AVAILABLE DATA START

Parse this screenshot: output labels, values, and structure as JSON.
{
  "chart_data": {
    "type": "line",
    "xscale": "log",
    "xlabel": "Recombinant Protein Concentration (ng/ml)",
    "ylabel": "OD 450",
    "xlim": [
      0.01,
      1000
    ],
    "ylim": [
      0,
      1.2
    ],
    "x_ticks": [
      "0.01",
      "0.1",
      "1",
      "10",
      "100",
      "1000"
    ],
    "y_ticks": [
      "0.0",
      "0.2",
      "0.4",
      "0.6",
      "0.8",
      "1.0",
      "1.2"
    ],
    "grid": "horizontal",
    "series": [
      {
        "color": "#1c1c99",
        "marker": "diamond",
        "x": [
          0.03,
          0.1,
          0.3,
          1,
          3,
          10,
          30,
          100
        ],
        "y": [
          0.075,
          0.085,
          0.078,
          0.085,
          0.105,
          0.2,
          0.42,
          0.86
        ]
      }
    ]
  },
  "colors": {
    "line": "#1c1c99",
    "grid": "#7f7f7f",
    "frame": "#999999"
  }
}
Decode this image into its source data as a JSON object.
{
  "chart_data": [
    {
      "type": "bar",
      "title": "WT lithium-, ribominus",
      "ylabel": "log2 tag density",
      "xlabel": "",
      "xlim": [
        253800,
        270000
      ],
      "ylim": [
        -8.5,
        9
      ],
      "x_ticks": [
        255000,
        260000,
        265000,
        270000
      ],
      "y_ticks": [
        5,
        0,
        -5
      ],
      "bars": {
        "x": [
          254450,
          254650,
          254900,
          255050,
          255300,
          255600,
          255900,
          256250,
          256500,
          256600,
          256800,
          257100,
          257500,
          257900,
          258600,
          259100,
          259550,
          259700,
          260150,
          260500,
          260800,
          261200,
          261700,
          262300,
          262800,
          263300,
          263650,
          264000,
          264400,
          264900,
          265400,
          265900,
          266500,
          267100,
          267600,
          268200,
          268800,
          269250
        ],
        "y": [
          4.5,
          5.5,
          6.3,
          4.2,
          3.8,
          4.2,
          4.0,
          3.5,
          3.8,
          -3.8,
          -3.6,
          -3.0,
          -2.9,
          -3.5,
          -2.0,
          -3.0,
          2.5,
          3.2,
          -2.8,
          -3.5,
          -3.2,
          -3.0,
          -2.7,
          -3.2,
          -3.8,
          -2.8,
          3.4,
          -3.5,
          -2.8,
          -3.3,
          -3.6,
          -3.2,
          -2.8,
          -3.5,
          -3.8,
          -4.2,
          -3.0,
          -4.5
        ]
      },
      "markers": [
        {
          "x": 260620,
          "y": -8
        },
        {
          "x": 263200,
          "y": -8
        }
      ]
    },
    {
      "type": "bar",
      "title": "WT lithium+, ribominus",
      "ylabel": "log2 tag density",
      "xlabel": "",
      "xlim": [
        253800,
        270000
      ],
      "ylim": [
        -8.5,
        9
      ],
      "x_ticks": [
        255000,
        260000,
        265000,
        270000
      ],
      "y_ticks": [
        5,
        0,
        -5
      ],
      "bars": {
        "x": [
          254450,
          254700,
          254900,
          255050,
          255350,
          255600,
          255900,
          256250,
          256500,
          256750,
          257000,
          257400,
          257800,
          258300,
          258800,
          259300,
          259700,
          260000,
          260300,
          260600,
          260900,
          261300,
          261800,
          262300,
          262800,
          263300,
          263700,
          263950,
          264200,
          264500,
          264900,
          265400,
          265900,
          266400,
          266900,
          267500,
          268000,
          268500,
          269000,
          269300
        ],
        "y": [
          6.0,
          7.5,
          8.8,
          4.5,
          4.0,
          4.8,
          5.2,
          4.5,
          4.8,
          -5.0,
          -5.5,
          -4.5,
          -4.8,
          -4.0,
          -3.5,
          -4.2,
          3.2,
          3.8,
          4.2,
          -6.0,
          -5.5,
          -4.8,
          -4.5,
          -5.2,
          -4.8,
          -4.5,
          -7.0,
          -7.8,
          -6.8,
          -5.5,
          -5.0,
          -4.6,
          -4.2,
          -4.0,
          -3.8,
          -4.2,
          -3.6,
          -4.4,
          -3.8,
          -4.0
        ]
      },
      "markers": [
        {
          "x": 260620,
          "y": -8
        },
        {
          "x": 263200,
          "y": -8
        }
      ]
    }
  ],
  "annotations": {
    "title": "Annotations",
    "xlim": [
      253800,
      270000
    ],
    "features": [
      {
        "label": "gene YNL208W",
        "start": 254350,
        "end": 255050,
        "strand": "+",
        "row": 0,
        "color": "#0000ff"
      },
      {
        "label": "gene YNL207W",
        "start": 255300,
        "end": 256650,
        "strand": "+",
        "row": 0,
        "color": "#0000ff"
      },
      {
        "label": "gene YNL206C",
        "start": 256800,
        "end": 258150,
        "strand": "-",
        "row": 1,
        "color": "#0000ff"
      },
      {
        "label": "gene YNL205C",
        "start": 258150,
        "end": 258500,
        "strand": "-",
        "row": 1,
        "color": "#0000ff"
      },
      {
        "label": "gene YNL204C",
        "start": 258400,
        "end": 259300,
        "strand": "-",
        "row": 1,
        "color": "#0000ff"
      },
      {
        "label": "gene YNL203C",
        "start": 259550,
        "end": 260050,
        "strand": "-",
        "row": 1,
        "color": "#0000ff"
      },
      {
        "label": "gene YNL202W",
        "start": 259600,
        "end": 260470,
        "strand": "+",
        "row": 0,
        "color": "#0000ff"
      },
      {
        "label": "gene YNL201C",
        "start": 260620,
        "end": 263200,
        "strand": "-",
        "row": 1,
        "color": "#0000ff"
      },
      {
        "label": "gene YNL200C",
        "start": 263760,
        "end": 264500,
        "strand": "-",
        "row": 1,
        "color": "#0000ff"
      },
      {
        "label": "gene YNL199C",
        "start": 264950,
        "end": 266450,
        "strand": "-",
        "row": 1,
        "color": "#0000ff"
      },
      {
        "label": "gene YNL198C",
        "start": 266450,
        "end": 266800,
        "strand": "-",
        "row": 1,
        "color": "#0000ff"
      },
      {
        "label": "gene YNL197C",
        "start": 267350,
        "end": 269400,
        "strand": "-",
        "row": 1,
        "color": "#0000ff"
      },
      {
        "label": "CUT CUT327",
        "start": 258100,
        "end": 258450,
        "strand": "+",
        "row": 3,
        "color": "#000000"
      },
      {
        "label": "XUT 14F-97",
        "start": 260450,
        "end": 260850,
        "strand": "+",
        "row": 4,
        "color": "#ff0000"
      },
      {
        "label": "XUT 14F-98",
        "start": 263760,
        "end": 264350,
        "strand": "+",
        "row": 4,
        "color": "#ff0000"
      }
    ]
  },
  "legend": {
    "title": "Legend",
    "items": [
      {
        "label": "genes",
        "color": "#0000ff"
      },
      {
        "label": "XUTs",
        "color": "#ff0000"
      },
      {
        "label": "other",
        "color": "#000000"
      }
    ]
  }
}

AVAILABLE DATA END

- [PROBLEM] Write the records out again. Each one must match exactly.

- [SOLUTION TO THIS EXERCISE]
Parse this screenshot: output labels, values, and structure as JSON.
{
  "chart_data": {
    "type": "line",
    "xscale": "log",
    "xlabel": "Recombinant Protein Concentration (ng/ml)",
    "ylabel": "OD 450",
    "xlim": [
      0.01,
      1000
    ],
    "ylim": [
      0,
      1.2
    ],
    "x_ticks": [
      "0.01",
      "0.1",
      "1",
      "10",
      "100",
      "1000"
    ],
    "y_ticks": [
      "0.0",
      "0.2",
      "0.4",
      "0.6",
      "0.8",
      "1.0",
      "1.2"
    ],
    "grid": "horizontal",
    "series": [
      {
        "color": "#1c1c99",
        "marker": "diamond",
        "x": [
          0.03,
          0.1,
          0.3,
          1,
          3,
          10,
          30,
          100
        ],
        "y": [
          0.075,
          0.085,
          0.078,
          0.085,
          0.105,
          0.2,
          0.42,
          0.86
        ]
      }
    ]
  },
  "colors": {
    "line": "#1c1c99",
    "grid": "#7f7f7f",
    "frame": "#999999"
  }
}
Decode this image into its source data as a JSON object.
{
  "chart_data": [
    {
      "type": "bar",
      "title": "WT lithium-, ribominus",
      "ylabel": "log2 tag density",
      "xlabel": "",
      "xlim": [
        253800,
        270000
      ],
      "ylim": [
        -8.5,
        9
      ],
      "x_ticks": [
        255000,
        260000,
        265000,
        270000
      ],
      "y_ticks": [
        5,
        0,
        -5
      ],
      "bars": {
        "x": [
          254450,
          254650,
          254900,
          255050,
          255300,
          255600,
          255900,
          256250,
          256500,
          256600,
          256800,
          257100,
          257500,
          257900,
          258600,
          259100,
          259550,
          259700,
          260150,
          260500,
          260800,
          261200,
          261700,
          262300,
          262800,
          263300,
          263650,
          264000,
          264400,
          264900,
          265400,
          265900,
          266500,
          267100,
          267600,
          268200,
          268800,
          269250
        ],
        "y": [
          4.5,
          5.5,
          6.3,
          4.2,
          3.8,
          4.2,
          4.0,
          3.5,
          3.8,
          -3.8,
          -3.6,
          -3.0,
          -2.9,
          -3.5,
          -2.0,
          -3.0,
          2.5,
          3.2,
          -2.8,
          -3.5,
          -3.2,
          -3.0,
          -2.7,
          -3.2,
          -3.8,
          -2.8,
          3.4,
          -3.5,
          -2.8,
          -3.3,
          -3.6,
          -3.2,
          -2.8,
          -3.5,
          -3.8,
          -4.2,
          -3.0,
          -4.5
        ]
      },
      "markers": [
        {
          "x": 260620,
          "y": -8
        },
        {
          "x": 263200,
          "y": -8
        }
      ]
    },
    {
      "type": "bar",
      "title": "WT lithium+, ribominus",
      "ylabel": "log2 tag density",
      "xlabel": "",
      "xlim": [
        253800,
        270000
      ],
      "ylim": [
        -8.5,
        9
      ],
      "x_ticks": [
        255000,
        260000,
        265000,
        270000
      ],
      "y_ticks": [
        5,
        0,
        -5
      ],
      "bars": {
        "x": [
          254450,
          254700,
          254900,
          255050,
          255350,
          255600,
          255900,
          256250,
          256500,
          256750,
          257000,
          257400,
          257800,
          258300,
          258800,
          259300,
          259700,
          260000,
          260300,
          260600,
          260900,
          261300,
          261800,
          262300,
          262800,
          263300,
          263700,
          263950,
          264200,
          264500,
          264900,
          265400,
          265900,
          266400,
          266900,
          267500,
          268000,
          268500,
          269000,
          269300
        ],
        "y": [
          6.0,
          7.5,
          8.8,
          4.5,
          4.0,
          4.8,
          5.2,
          4.5,
          4.8,
          -5.0,
          -5.5,
          -4.5,
          -4.8,
          -4.0,
          -3.5,
          -4.2,
          3.2,
          3.8,
          4.2,
          -6.0,
          -5.5,
          -4.8,
          -4.5,
          -5.2,
          -4.8,
          -4.5,
          -7.0,
          -7.8,
          -6.8,
          -5.5,
          -5.0,
          -4.6,
          -4.2,
          -4.0,
          -3.8,
          -4.2,
          -3.6,
          -4.4,
          -3.8,
          -4.0
        ]
      },
      "markers": [
        {
          "x": 260620,
          "y": -8
        },
        {
          "x": 263200,
          "y": -8
        }
      ]
    }
  ],
  "annotations": {
    "title": "Annotations",
    "xlim": [
      253800,
      270000
    ],
    "features": [
      {
        "label": "gene YNL208W",
        "start": 254350,
        "end": 255050,
        "strand": "+",
        "row": 0,
        "color": "#0000ff"
      },
      {
        "label": "gene YNL207W",
        "start": 255300,
        "end": 256650,
        "strand": "+",
        "row": 0,
        "color": "#0000ff"
      },
      {
        "label": "gene YNL206C",
        "start": 256800,
        "end": 258150,
        "strand": "-",
        "row": 1,
        "color": "#0000ff"
      },
      {
        "label": "gene YNL205C",
        "start": 258150,
        "end": 258500,
        "strand": "-",
        "row": 1,
        "color": "#0000ff"
      },
      {
        "label": "gene YNL204C",
        "start": 258400,
        "end": 259300,
        "strand": "-",
        "row": 1,
        "color": "#0000ff"
      },
      {
        "label": "gene YNL203C",
        "start": 259550,
        "end": 260050,
        "strand": "-",
        "row": 1,
        "color": "#0000ff"
      },
      {
        "label": "gene YNL202W",
        "start": 259600,
        "end": 260470,
        "strand": "+",
        "row": 0,
        "color": "#0000ff"
      },
      {
        "label": "gene YNL201C",
        "start": 260620,
        "end": 263200,
        "strand": "-",
        "row": 1,
        "color": "#0000ff"
      },
      {
        "label": "gene YNL200C",
        "start": 263760,
        "end": 264500,
        "strand": "-",
        "row": 1,
        "color": "#0000ff"
      },
      {
        "label": "gene YNL199C",
        "start": 264950,
        "end": 266450,
        "strand": "-",
        "row": 1,
        "color": "#0000ff"
      },
      {
        "label": "gene YNL198C",
        "start": 266450,
        "end": 266800,
        "strand": "-",
        "row": 1,
        "color": "#0000ff"
      },
      {
        "label": "gene YNL197C",
        "start": 267350,
        "end": 269400,
        "strand": "-",
        "row": 1,
        "color": "#0000ff"
      },
      {
        "label": "CUT CUT327",
        "start": 258100,
        "end": 258450,
        "strand": "+",
        "row": 3,
        "color": "#000000"
      },
      {
        "label": "XUT 14F-97",
        "start": 260450,
        "end": 260850,
        "strand": "+",
        "row": 4,
        "color": "#ff0000"
      },
      {
        "label": "XUT 14F-98",
        "start": 263760,
        "end": 264350,
        "strand": "+",
        "row": 4,
        "color": "#ff0000"
      }
    ]
  },
  "legend": {
    "title": "Legend",
    "items": [
      {
        "label": "genes",
        "color": "#0000ff"
      },
      {
        "label": "XUTs",
        "color": "#ff0000"
      },
      {
        "label": "other",
        "color": "#000000"
      }
    ]
  }
}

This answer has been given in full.